Data items:
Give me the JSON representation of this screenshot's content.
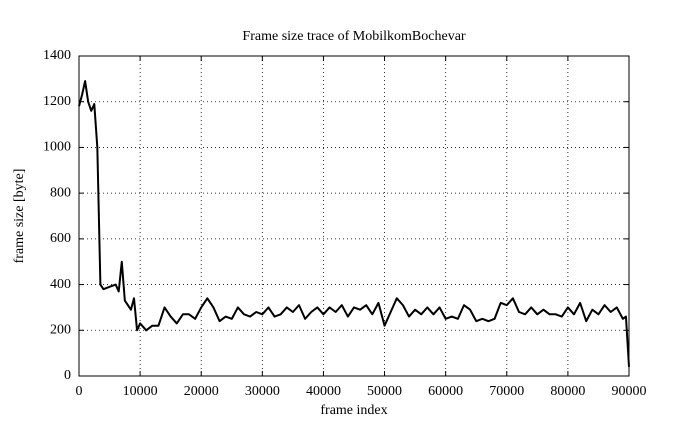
{
  "chart_data": {
    "type": "line",
    "title": "Frame size trace of MobilkomBochevar",
    "xlabel": "frame index",
    "ylabel": "frame size [byte]",
    "color": "#000000",
    "grid": true,
    "x": [
      0,
      500,
      1000,
      1500,
      2000,
      2500,
      3000,
      3500,
      4000,
      5000,
      6000,
      6500,
      7000,
      7500,
      8500,
      9000,
      9500,
      10000,
      11000,
      12000,
      13000,
      14000,
      15000,
      16000,
      17000,
      18000,
      19000,
      20000,
      21000,
      22000,
      23000,
      24000,
      25000,
      26000,
      27000,
      28000,
      29000,
      30000,
      31000,
      32000,
      33000,
      34000,
      35000,
      36000,
      37000,
      38000,
      39000,
      40000,
      41000,
      42000,
      43000,
      44000,
      45000,
      46000,
      47000,
      48000,
      49000,
      50000,
      51000,
      52000,
      53000,
      54000,
      55000,
      56000,
      57000,
      58000,
      59000,
      60000,
      61000,
      62000,
      63000,
      64000,
      65000,
      66000,
      67000,
      68000,
      69000,
      70000,
      71000,
      72000,
      73000,
      74000,
      75000,
      76000,
      77000,
      78000,
      79000,
      80000,
      81000,
      82000,
      83000,
      84000,
      85000,
      86000,
      87000,
      88000,
      89000,
      89500,
      90000
    ],
    "values": [
      1180,
      1230,
      1290,
      1200,
      1160,
      1190,
      1000,
      400,
      380,
      390,
      400,
      370,
      500,
      330,
      290,
      340,
      200,
      230,
      200,
      220,
      220,
      300,
      260,
      230,
      270,
      270,
      250,
      300,
      340,
      300,
      240,
      260,
      250,
      300,
      270,
      260,
      280,
      270,
      300,
      260,
      270,
      300,
      280,
      310,
      250,
      280,
      300,
      270,
      300,
      280,
      310,
      260,
      300,
      290,
      310,
      270,
      320,
      220,
      280,
      340,
      310,
      260,
      290,
      270,
      300,
      270,
      300,
      250,
      260,
      250,
      310,
      290,
      240,
      250,
      240,
      250,
      320,
      310,
      340,
      280,
      270,
      300,
      270,
      290,
      270,
      270,
      260,
      300,
      270,
      320,
      240,
      290,
      270,
      310,
      280,
      300,
      250,
      260,
      40
    ],
    "xlim": [
      0,
      90000
    ],
    "ylim": [
      0,
      1400
    ],
    "xticks": [
      0,
      10000,
      20000,
      30000,
      40000,
      50000,
      60000,
      70000,
      80000,
      90000
    ],
    "yticks": [
      0,
      200,
      400,
      600,
      800,
      1000,
      1200,
      1400
    ]
  }
}
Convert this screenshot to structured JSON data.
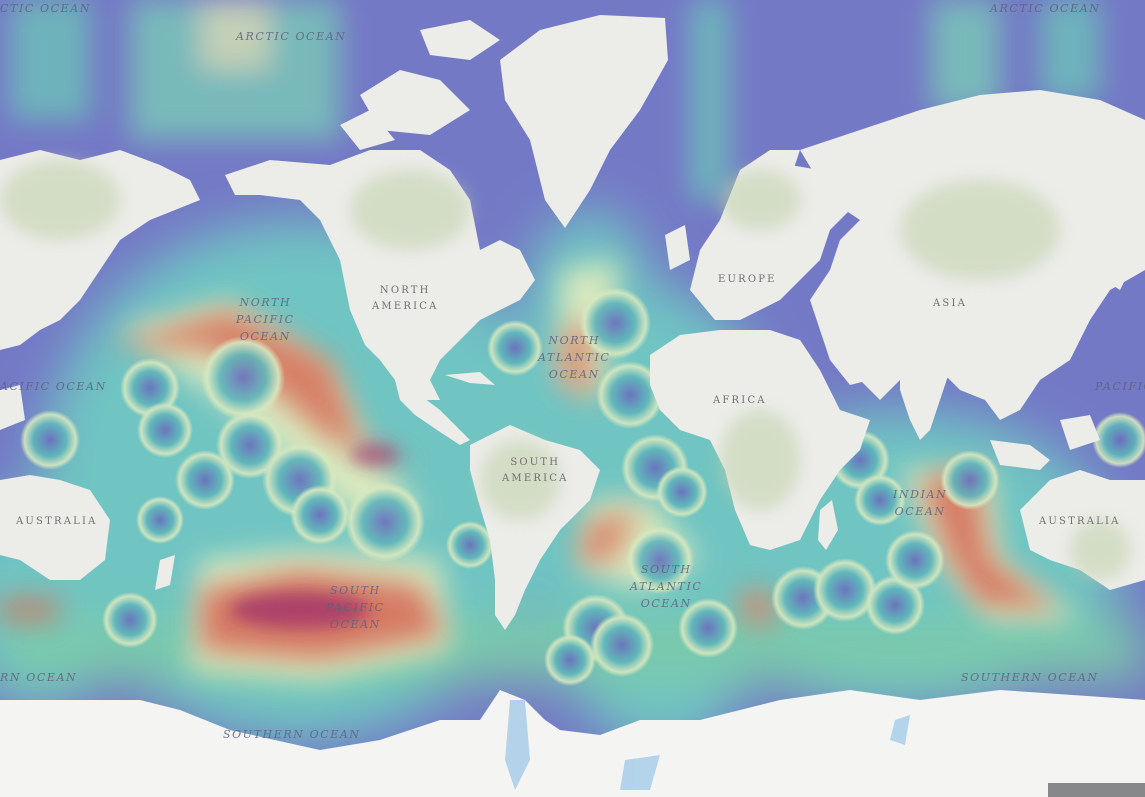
{
  "map": {
    "continents": {
      "north_america": "NORTH\nAMERICA",
      "south_america": "SOUTH\nAMERICA",
      "europe": "EUROPE",
      "africa": "AFRICA",
      "asia": "ASIA",
      "australia_west": "AUSTRALIA",
      "australia_east": "AUSTRALIA"
    },
    "oceans": {
      "arctic_left": "CTIC OCEAN",
      "arctic_center": "ARCTIC OCEAN",
      "arctic_right": "ARCTIC OCEAN",
      "north_pacific": "NORTH\nPACIFIC\nOCEAN",
      "pacific_left": "ACIFIC OCEAN",
      "pacific_right": "PACIFIC",
      "north_atlantic": "NORTH\nATLANTIC\nOCEAN",
      "south_pacific": "SOUTH\nPACIFIC\nOCEAN",
      "south_atlantic": "SOUTH\nATLANTIC\nOCEAN",
      "indian": "INDIAN\nOCEAN",
      "southern_left": "RN OCEAN",
      "southern_center": "SOUTHERN OCEAN",
      "southern_right": "SOUTHERN OCEAN"
    },
    "colors": {
      "low": "#6f6fc4",
      "mid_low": "#6fc3c3",
      "mid": "#e8eec2",
      "high": "#d8765e",
      "max": "#a3336c",
      "land": "#ecece9",
      "vegetation": "#bfd0a8",
      "antarctica": "#f4f4f3"
    }
  }
}
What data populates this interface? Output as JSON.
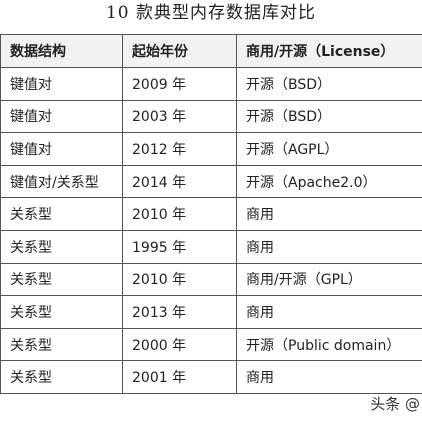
{
  "title": "10 款典型内存数据库对比",
  "table": {
    "headers": [
      "数据结构",
      "起始年份",
      "商用/开源（License）"
    ],
    "rows": [
      [
        "键值对",
        "2009 年",
        "开源（BSD）"
      ],
      [
        "键值对",
        "2003 年",
        "开源（BSD）"
      ],
      [
        "键值对",
        "2012 年",
        "开源（AGPL）"
      ],
      [
        "键值对/关系型",
        "2014 年",
        "开源（Apache2.0）"
      ],
      [
        "关系型",
        "2010 年",
        "商用"
      ],
      [
        "关系型",
        "1995 年",
        "商用"
      ],
      [
        "关系型",
        "2010 年",
        "商用/开源（GPL）"
      ],
      [
        "关系型",
        "2013 年",
        "商用"
      ],
      [
        "关系型",
        "2000 年",
        "开源（Public domain）"
      ],
      [
        "关系型",
        "2001 年",
        "商用"
      ]
    ]
  },
  "watermark": "头条 @"
}
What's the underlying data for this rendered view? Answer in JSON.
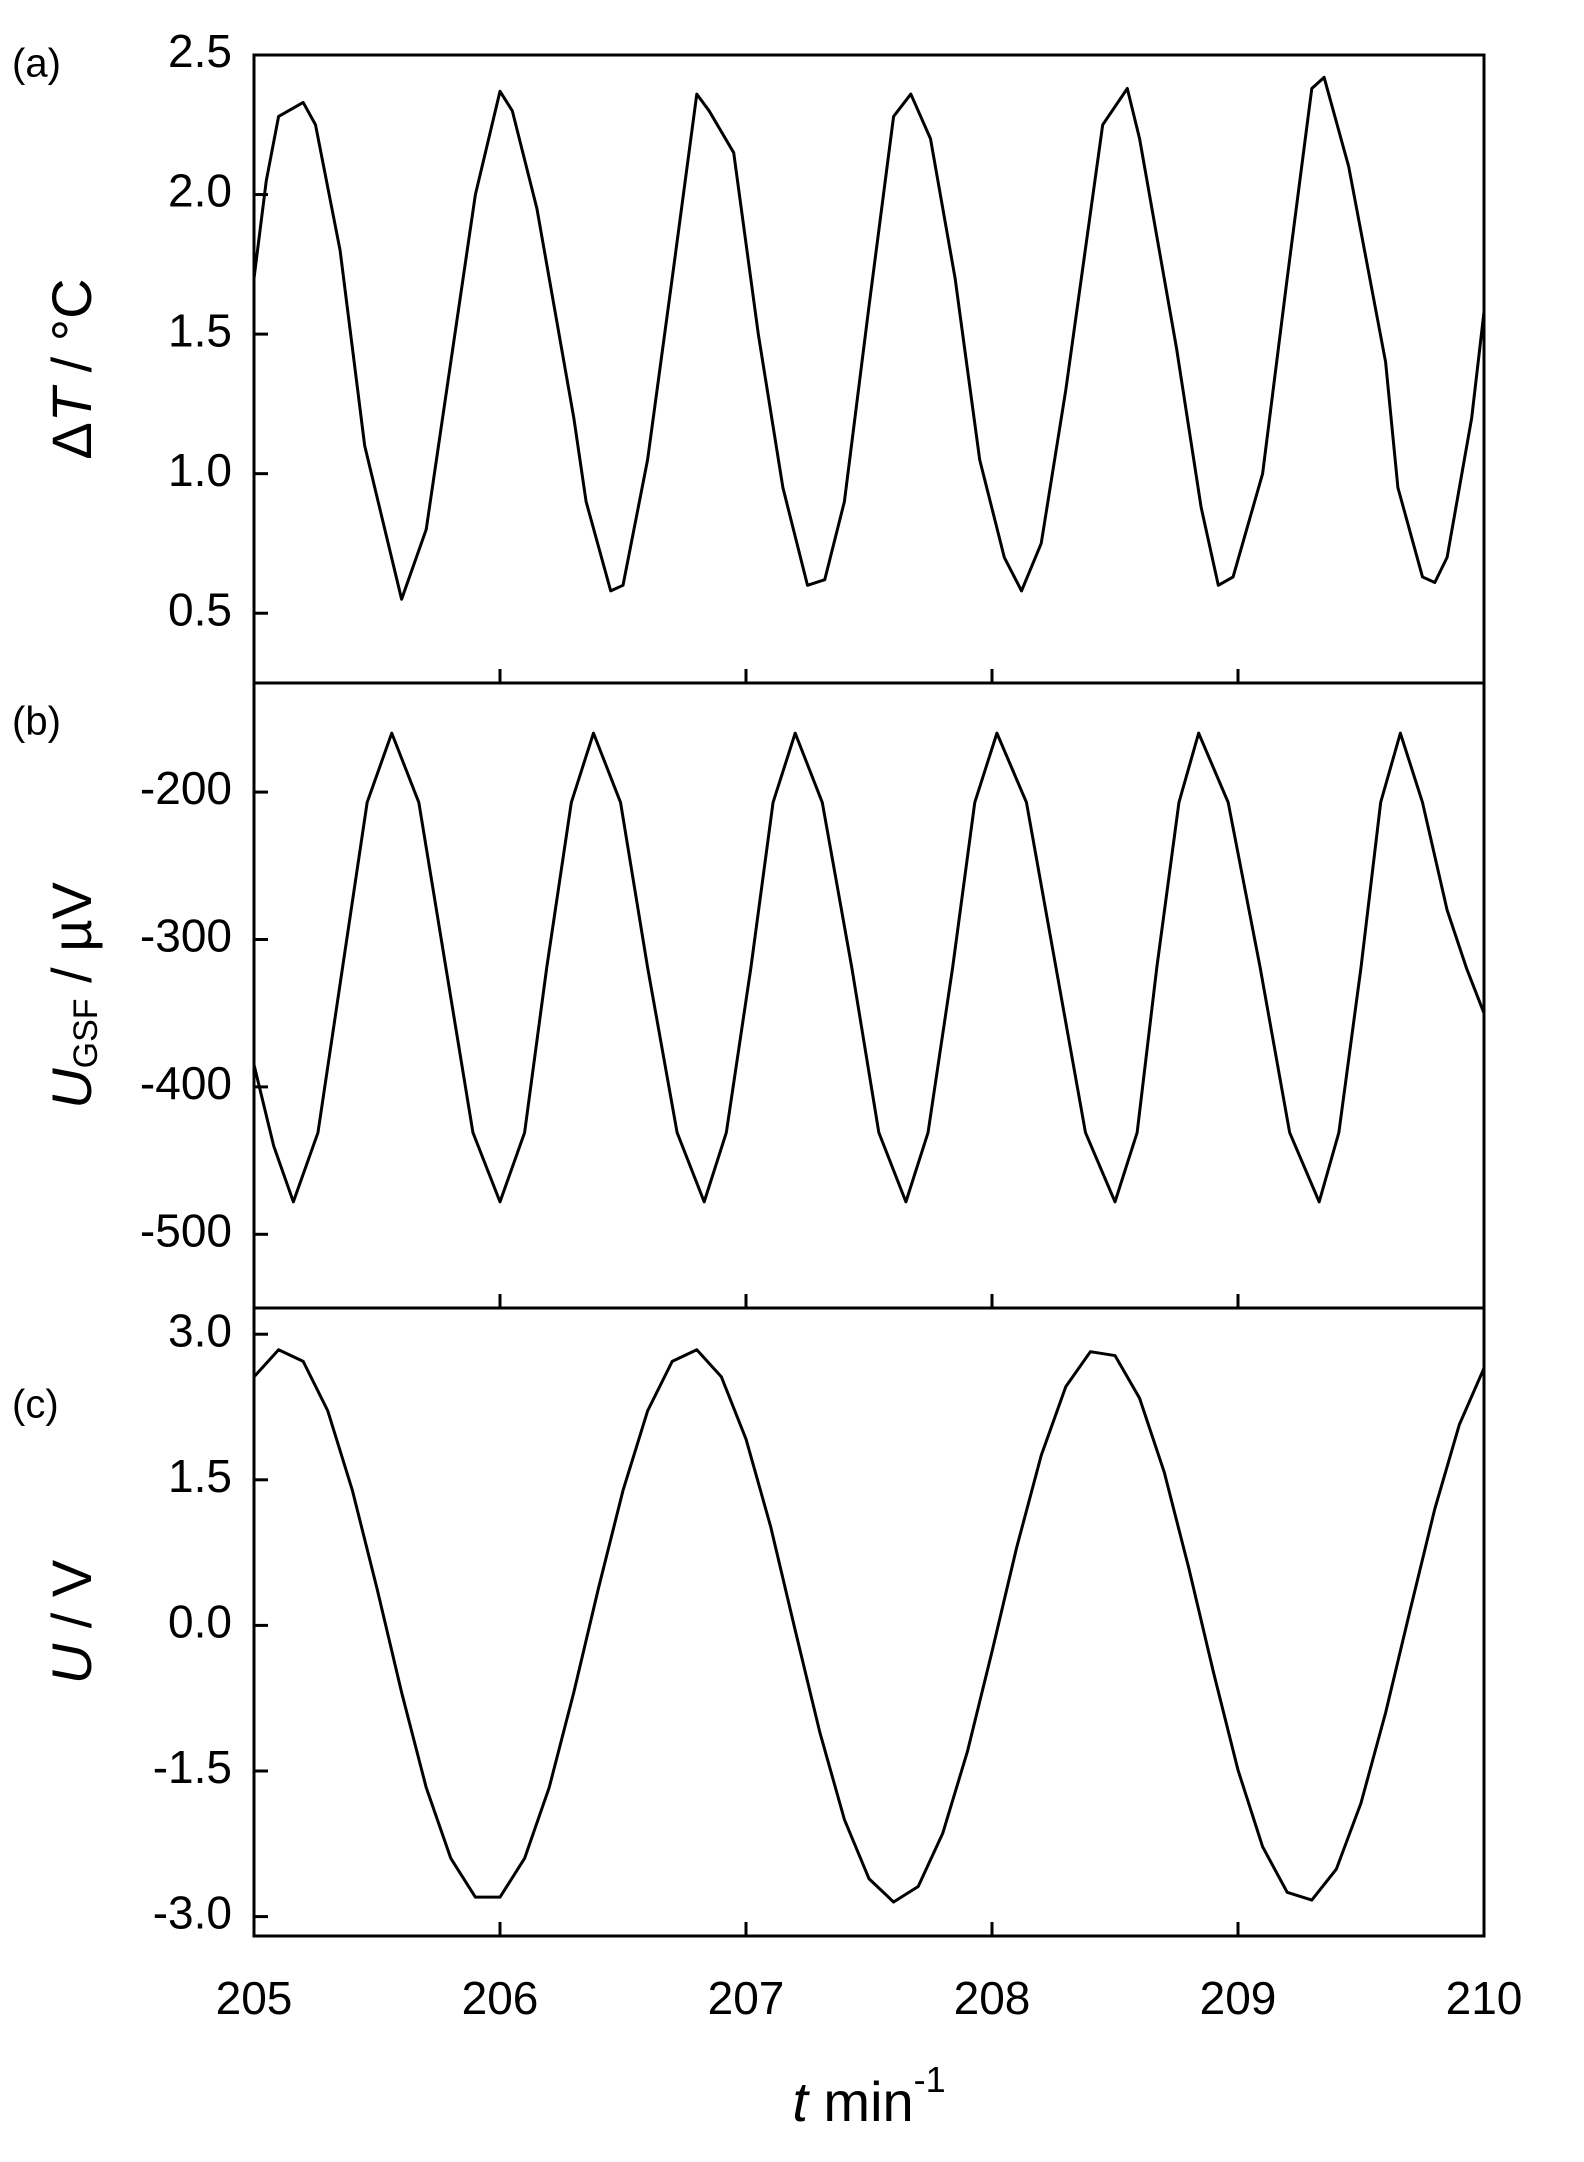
{
  "chart_data": [
    {
      "type": "line",
      "label": "(a)",
      "ylabel": [
        "Δ",
        "T",
        " / °C"
      ],
      "xlim": [
        205,
        210
      ],
      "xticks": [
        205,
        206,
        207,
        208,
        209,
        210
      ],
      "ylim": [
        0.25,
        2.5
      ],
      "yticks": [
        0.5,
        {
          "value": 1.0,
          "label": "1.0"
        },
        1.5,
        {
          "value": 2.0,
          "label": "2.0"
        },
        2.5
      ],
      "color": "#000000",
      "x": [
        205.0,
        205.05,
        205.1,
        205.2,
        205.25,
        205.35,
        205.45,
        205.6,
        205.7,
        205.8,
        205.9,
        206.0,
        206.05,
        206.15,
        206.3,
        206.35,
        206.45,
        206.5,
        206.6,
        206.7,
        206.8,
        206.85,
        206.95,
        207.05,
        207.15,
        207.25,
        207.32,
        207.4,
        207.5,
        207.6,
        207.67,
        207.75,
        207.85,
        207.95,
        208.05,
        208.12,
        208.2,
        208.3,
        208.45,
        208.55,
        208.6,
        208.75,
        208.85,
        208.92,
        208.98,
        209.1,
        209.2,
        209.3,
        209.35,
        209.45,
        209.6,
        209.65,
        209.75,
        209.8,
        209.85,
        209.95,
        210.0
      ],
      "values": [
        1.7,
        2.05,
        2.28,
        2.33,
        2.25,
        1.8,
        1.1,
        0.55,
        0.8,
        1.4,
        2.0,
        2.37,
        2.3,
        1.95,
        1.2,
        0.9,
        0.58,
        0.6,
        1.05,
        1.7,
        2.36,
        2.3,
        2.15,
        1.5,
        0.95,
        0.6,
        0.62,
        0.9,
        1.6,
        2.28,
        2.36,
        2.2,
        1.7,
        1.05,
        0.7,
        0.58,
        0.75,
        1.3,
        2.25,
        2.38,
        2.2,
        1.45,
        0.88,
        0.6,
        0.63,
        1.0,
        1.7,
        2.38,
        2.42,
        2.1,
        1.4,
        0.95,
        0.63,
        0.61,
        0.7,
        1.2,
        1.58
      ]
    },
    {
      "type": "line",
      "label": "(b)",
      "ylabel": [
        "U",
        "GSF",
        " / µV"
      ],
      "xlim": [
        205,
        210
      ],
      "xticks": [
        205,
        206,
        207,
        208,
        209,
        210
      ],
      "ylim": [
        -550,
        -126
      ],
      "yticks": [
        -500,
        -400,
        -300,
        -200
      ],
      "color": "#000000",
      "x": [
        205.0,
        205.08,
        205.16,
        205.26,
        205.36,
        205.46,
        205.56,
        205.67,
        205.78,
        205.89,
        206.0,
        206.1,
        206.19,
        206.29,
        206.38,
        206.49,
        206.6,
        206.72,
        206.83,
        206.92,
        207.02,
        207.11,
        207.2,
        207.31,
        207.43,
        207.54,
        207.65,
        207.74,
        207.84,
        207.93,
        208.02,
        208.14,
        208.26,
        208.38,
        208.5,
        208.59,
        208.67,
        208.76,
        208.84,
        208.96,
        209.09,
        209.21,
        209.33,
        209.41,
        209.5,
        209.58,
        209.66,
        209.75,
        209.85,
        209.93,
        210.0
      ],
      "values": [
        -385,
        -440,
        -478,
        -431,
        -319,
        -207,
        -160,
        -207,
        -319,
        -431,
        -478,
        -431,
        -319,
        -207,
        -160,
        -207,
        -319,
        -431,
        -478,
        -431,
        -319,
        -207,
        -160,
        -207,
        -319,
        -431,
        -478,
        -431,
        -319,
        -207,
        -160,
        -207,
        -319,
        -431,
        -478,
        -431,
        -319,
        -207,
        -160,
        -207,
        -319,
        -431,
        -478,
        -431,
        -319,
        -207,
        -160,
        -207,
        -280,
        -320,
        -350
      ]
    },
    {
      "type": "line",
      "label": "(c)",
      "ylabel": [
        "U",
        " / V"
      ],
      "xlabel": [
        "t",
        "  min",
        "-1"
      ],
      "xlim": [
        205,
        210
      ],
      "xticks": [
        205,
        206,
        207,
        208,
        209,
        210
      ],
      "ylim": [
        -3.2,
        3.27
      ],
      "yticks": [
        {
          "value": -3.0,
          "label": "-3.0"
        },
        -1.5,
        {
          "value": 0,
          "label": "0.0"
        },
        1.5,
        {
          "value": 3.0,
          "label": "3.0"
        }
      ],
      "color": "#000000",
      "x": [
        205.0,
        205.1,
        205.2,
        205.3,
        205.4,
        205.5,
        205.6,
        205.7,
        205.8,
        205.9,
        206.0,
        206.1,
        206.2,
        206.3,
        206.4,
        206.5,
        206.6,
        206.7,
        206.8,
        206.9,
        207.0,
        207.1,
        207.2,
        207.3,
        207.4,
        207.5,
        207.6,
        207.7,
        207.8,
        207.9,
        208.0,
        208.1,
        208.2,
        208.3,
        208.4,
        208.5,
        208.6,
        208.7,
        208.8,
        208.9,
        209.0,
        209.1,
        209.2,
        209.3,
        209.4,
        209.5,
        209.6,
        209.7,
        209.8,
        209.9,
        210.0
      ],
      "values": [
        2.56,
        2.84,
        2.72,
        2.21,
        1.39,
        0.38,
        -0.69,
        -1.67,
        -2.4,
        -2.8,
        -2.8,
        -2.4,
        -1.67,
        -0.69,
        0.38,
        1.39,
        2.21,
        2.72,
        2.84,
        2.56,
        1.92,
        1.02,
        -0.05,
        -1.1,
        -2.0,
        -2.61,
        -2.85,
        -2.69,
        -2.14,
        -1.3,
        -0.27,
        0.8,
        1.75,
        2.46,
        2.82,
        2.78,
        2.34,
        1.58,
        0.59,
        -0.48,
        -1.49,
        -2.28,
        -2.75,
        -2.83,
        -2.51,
        -1.83,
        -0.9,
        0.16,
        1.2,
        2.07,
        2.65
      ]
    }
  ]
}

** THE PROBLEM **
Extract every line from the records above that contains the word "nATLANTIC".

** EXERCISE ANSWER **
      "north_atlantic": "NORTH\nATLANTIC\nOCEAN",
      "south_atlantic": "SOUTH\nATLANTIC\nOCEAN",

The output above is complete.